This is pretty accurate. The rules are so minimal in AoS that power gaming seem kind of pointless. The whole OP model thing was some silly myth the internet cooked up back before the started set even released, that I guess is STILL being perpetuates(?) despite the total lack of point system.


----------



## odinsgrandson (Jun 9, 2009)

This whole thing is a real shame- mostly because the Green Knight was among the best minis Games Workshop ever produced.

Sure, it is old, but GW is still producing quite a few minis that are older. It is a real shame to see it go.


----------



## ntaw (Jul 20, 2012)

Brother Armiger said:


> Still waiting to hear one good thing about AoS.


It's been pretty well received by the dozen or so players in my group so far as I'm aware. No complaints to be heard, heck it's even made me want to build up an army just because I can do whatever the hell I want with the collection and play it as is.

The 'worst' of table top games care not for the system, only their own idea of fun (which usually doesn't brook much room for anyone else's enjoyment of the match).


----------



## Einherjar667 (Aug 23, 2013)

And no matter how you feel abor AoS, the minis are unbelievable. I am a fan of 40k and fantasy, and AoS, but AoS is totally killing it with how cool the models are.


----------



## Brother Armiger (Mar 24, 2016)

Einherjar667 said:


> And no matter how you feel abor AoS, the minis are unbelievable. I am a fan of 40k and fantasy, and AoS, but AoS is totally killing it with how cool the models are.


I did like the look, don't get me wrong. I might be using some of their stuff for my D&D game.


----------



## Einherjar667 (Aug 23, 2013)

Brother Armiger said:


> I did like the look, don't get me wrong. I might be using some of their stuff for my D&D game.



The model quality fuels my interest. Honestly. It definitely fuels my optimism, along with blotting out the excessive internet negativity.


----------



## Xabre (Dec 20, 2006)

Oldman78 said:


> Is there another decent system out there that covers fantasy wargaming?

TASK INPUTS »
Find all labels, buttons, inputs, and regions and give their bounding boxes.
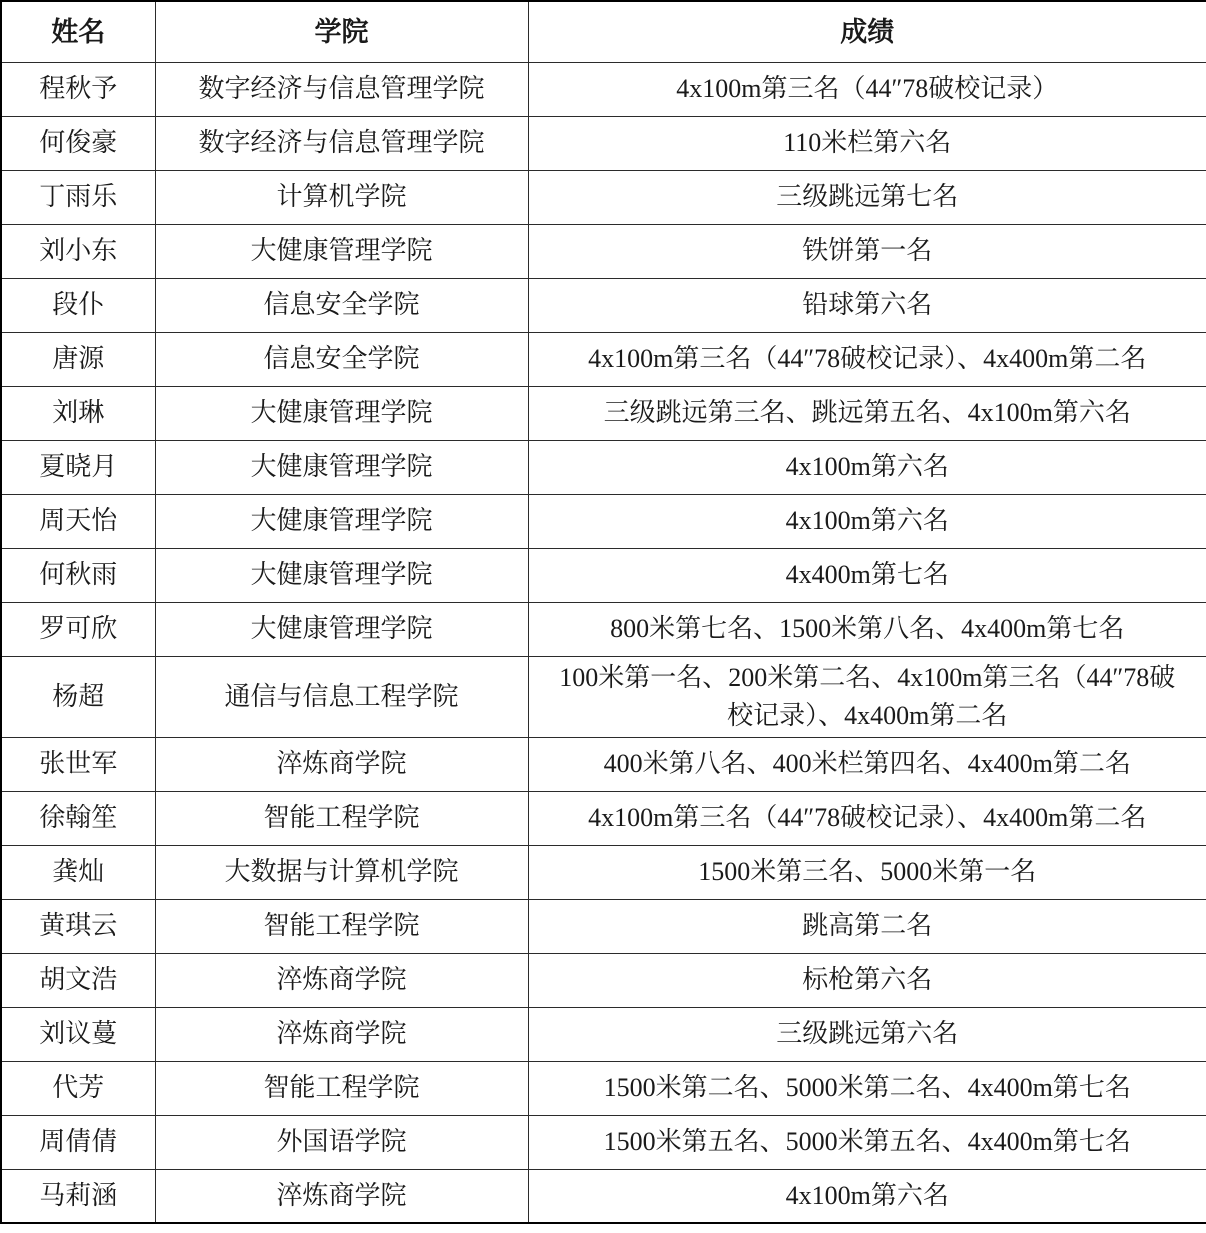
name-cell: 丁雨乐 — [1, 170, 155, 224]
name-cell: 刘小东 — [1, 224, 155, 278]
result-cell: 110米栏第六名 — [528, 116, 1206, 170]
name-cell: 杨超 — [1, 656, 155, 737]
header-college: 学院 — [155, 1, 528, 62]
result-cell: 1500米第二名、5000米第二名、4x400m第七名 — [528, 1061, 1206, 1115]
college-cell: 数字经济与信息管理学院 — [155, 116, 528, 170]
name-cell: 周天怡 — [1, 494, 155, 548]
table-row: 杨超通信与信息工程学院100米第一名、200米第二名、4x100m第三名（44″… — [1, 656, 1206, 737]
result-cell: 1500米第五名、5000米第五名、4x400m第七名 — [528, 1115, 1206, 1169]
table-row: 刘小东大健康管理学院铁饼第一名 — [1, 224, 1206, 278]
result-cell: 4x100m第三名（44″78破校记录）、4x400m第二名 — [528, 791, 1206, 845]
name-cell: 罗可欣 — [1, 602, 155, 656]
result-cell: 标枪第六名 — [528, 953, 1206, 1007]
name-cell: 程秋予 — [1, 62, 155, 116]
college-cell: 大数据与计算机学院 — [155, 845, 528, 899]
result-cell: 100米第一名、200米第二名、4x100m第三名（44″78破校记录）、4x4… — [528, 656, 1206, 737]
college-cell: 大健康管理学院 — [155, 224, 528, 278]
name-cell: 代芳 — [1, 1061, 155, 1115]
name-cell: 马莉涵 — [1, 1169, 155, 1223]
result-cell: 三级跳远第三名、跳远第五名、4x100m第六名 — [528, 386, 1206, 440]
college-cell: 大健康管理学院 — [155, 440, 528, 494]
name-cell: 龚灿 — [1, 845, 155, 899]
result-cell: 4x400m第七名 — [528, 548, 1206, 602]
result-cell: 铁饼第一名 — [528, 224, 1206, 278]
result-cell: 跳高第二名 — [528, 899, 1206, 953]
college-cell: 淬炼商学院 — [155, 737, 528, 791]
name-cell: 徐翰笙 — [1, 791, 155, 845]
result-cell: 4x100m第六名 — [528, 1169, 1206, 1223]
header-result: 成绩 — [528, 1, 1206, 62]
table-row: 唐源信息安全学院4x100m第三名（44″78破校记录）、4x400m第二名 — [1, 332, 1206, 386]
result-cell: 1500米第三名、5000米第一名 — [528, 845, 1206, 899]
college-cell: 信息安全学院 — [155, 278, 528, 332]
result-cell: 三级跳远第七名 — [528, 170, 1206, 224]
table-row: 程秋予数字经济与信息管理学院4x100m第三名（44″78破校记录） — [1, 62, 1206, 116]
result-cell: 4x100m第三名（44″78破校记录）、4x400m第二名 — [528, 332, 1206, 386]
table-row: 何俊豪数字经济与信息管理学院110米栏第六名 — [1, 116, 1206, 170]
table-row: 罗可欣大健康管理学院800米第七名、1500米第八名、4x400m第七名 — [1, 602, 1206, 656]
college-cell: 智能工程学院 — [155, 791, 528, 845]
name-cell: 何秋雨 — [1, 548, 155, 602]
college-cell: 通信与信息工程学院 — [155, 656, 528, 737]
name-cell: 夏晓月 — [1, 440, 155, 494]
table-row: 周倩倩外国语学院1500米第五名、5000米第五名、4x400m第七名 — [1, 1115, 1206, 1169]
table-row: 刘议蔓淬炼商学院三级跳远第六名 — [1, 1007, 1206, 1061]
result-cell: 4x100m第三名（44″78破校记录） — [528, 62, 1206, 116]
college-cell: 计算机学院 — [155, 170, 528, 224]
table-row: 马莉涵淬炼商学院4x100m第六名 — [1, 1169, 1206, 1223]
table-row: 周天怡大健康管理学院4x100m第六名 — [1, 494, 1206, 548]
college-cell: 智能工程学院 — [155, 899, 528, 953]
name-cell: 黄琪云 — [1, 899, 155, 953]
college-cell: 数字经济与信息管理学院 — [155, 62, 528, 116]
name-cell: 张世军 — [1, 737, 155, 791]
table-row: 丁雨乐计算机学院三级跳远第七名 — [1, 170, 1206, 224]
table-row: 刘琳大健康管理学院三级跳远第三名、跳远第五名、4x100m第六名 — [1, 386, 1206, 440]
result-cell: 800米第七名、1500米第八名、4x400m第七名 — [528, 602, 1206, 656]
name-cell: 刘琳 — [1, 386, 155, 440]
result-cell: 铅球第六名 — [528, 278, 1206, 332]
result-cell: 4x100m第六名 — [528, 440, 1206, 494]
name-cell: 唐源 — [1, 332, 155, 386]
result-cell: 三级跳远第六名 — [528, 1007, 1206, 1061]
name-cell: 段仆 — [1, 278, 155, 332]
table-row: 黄琪云智能工程学院跳高第二名 — [1, 899, 1206, 953]
table-header: 姓名 学院 成绩 — [1, 1, 1206, 62]
table-row: 胡文浩淬炼商学院标枪第六名 — [1, 953, 1206, 1007]
name-cell: 何俊豪 — [1, 116, 155, 170]
college-cell: 大健康管理学院 — [155, 386, 528, 440]
college-cell: 大健康管理学院 — [155, 602, 528, 656]
college-cell: 大健康管理学院 — [155, 494, 528, 548]
name-cell: 刘议蔓 — [1, 1007, 155, 1061]
college-cell: 淬炼商学院 — [155, 953, 528, 1007]
college-cell: 大健康管理学院 — [155, 548, 528, 602]
header-name: 姓名 — [1, 1, 155, 62]
results-table: 姓名 学院 成绩 程秋予数字经济与信息管理学院4x100m第三名（44″78破校… — [0, 0, 1206, 1224]
college-cell: 淬炼商学院 — [155, 1007, 528, 1061]
result-cell: 4x100m第六名 — [528, 494, 1206, 548]
college-cell: 信息安全学院 — [155, 332, 528, 386]
college-cell: 智能工程学院 — [155, 1061, 528, 1115]
name-cell: 周倩倩 — [1, 1115, 155, 1169]
result-cell: 400米第八名、400米栏第四名、4x400m第二名 — [528, 737, 1206, 791]
college-cell: 淬炼商学院 — [155, 1169, 528, 1223]
header-row: 姓名 学院 成绩 — [1, 1, 1206, 62]
table-row: 夏晓月大健康管理学院4x100m第六名 — [1, 440, 1206, 494]
table-row: 徐翰笙智能工程学院4x100m第三名（44″78破校记录）、4x400m第二名 — [1, 791, 1206, 845]
table-row: 段仆信息安全学院铅球第六名 — [1, 278, 1206, 332]
table-row: 代芳智能工程学院1500米第二名、5000米第二名、4x400m第七名 — [1, 1061, 1206, 1115]
college-cell: 外国语学院 — [155, 1115, 528, 1169]
name-cell: 胡文浩 — [1, 953, 155, 1007]
table-row: 龚灿大数据与计算机学院1500米第三名、5000米第一名 — [1, 845, 1206, 899]
table-row: 张世军淬炼商学院400米第八名、400米栏第四名、4x400m第二名 — [1, 737, 1206, 791]
table-body: 程秋予数字经济与信息管理学院4x100m第三名（44″78破校记录）何俊豪数字经… — [1, 62, 1206, 1223]
table-row: 何秋雨大健康管理学院4x400m第七名 — [1, 548, 1206, 602]
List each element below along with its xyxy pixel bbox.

CHALLENGES »
1. Print verbatim the stretch of entries from the line containing "name-cell: 丁雨乐 — [1, 170, 155, 224]" through the line containing "name-cell: 代芳 — [1, 1061, 155, 1115]".
2. Write what follows the last sentence of the forum thread on AoS.
The forum thread on AoS and the entries come from unrelated sources.

ANSWERS TO THE TASKS »
1.
name-cell: 丁雨乐 — [1, 170, 155, 224]
name-cell: 刘小东 — [1, 224, 155, 278]
result-cell: 110米栏第六名 — [528, 116, 1206, 170]
name-cell: 杨超 — [1, 656, 155, 737]
header-college: 学院 — [155, 1, 528, 62]
result-cell: 1500米第二名、5000米第二名、4x400m第七名 — [528, 1061, 1206, 1115]
college-cell: 数字经济与信息管理学院 — [155, 116, 528, 170]
name-cell: 周天怡 — [1, 494, 155, 548]
table-row: 杨超通信与信息工程学院100米第一名、200米第二名、4x100m第三名（44″… — [1, 656, 1206, 737]
result-cell: 1500米第五名、5000米第五名、4x400m第七名 — [528, 1115, 1206, 1169]
table-row: 刘小东大健康管理学院铁饼第一名 — [1, 224, 1206, 278]
result-cell: 4x100m第三名（44″78破校记录）、4x400m第二名 — [528, 791, 1206, 845]
name-cell: 罗可欣 — [1, 602, 155, 656]
result-cell: 标枪第六名 — [528, 953, 1206, 1007]
name-cell: 程秋予 — [1, 62, 155, 116]
college-cell: 大数据与计算机学院 — [155, 845, 528, 899]
result-cell: 100米第一名、200米第二名、4x100m第三名（44″78破校记录）、4x4… — [528, 656, 1206, 737]
college-cell: 大健康管理学院 — [155, 224, 528, 278]
name-cell: 代芳 — [1, 1061, 155, 1115]

2.
www.the-ninth-age.com

Fan based continuation of WHFB. Very similar rules set and points, using the existing models. It's even seeing some love on some of the roster programs like ArmyBuilder.


----------



## Old Man78 (Nov 3, 2011)

Xabre said:


> www.the-ninth-age.com
> 
> Fan based continuation of WHFB. Very similar rules set and points, using the existing models. It's even seeing some love on some of the roster programs like ArmyBuilder.


Cool thanks!


----------



## Xabre (Dec 20, 2006)

Oldman78 said:


> Cool thanks!


There's another group that I don't have the website for that does an '8.5' edition that does the opposite. I learned about them because they just finished writing up Stormcast Eternals using that list.


----------



## Einherjar667 (Aug 23, 2013)

Plus theres Kings of War


----------



## Xabre (Dec 20, 2006)

Einherjar667 said:


> Plus theres Kings of War


I've heard good things about it.

however, it looks a lot like 'Fantasy Lite'.


----------



## Einherjar667 (Aug 23, 2013)

Xabre said:


> I've heard good things about it.
> 
> 
> 
> however, it looks a lot like 'Fantasy Lite'.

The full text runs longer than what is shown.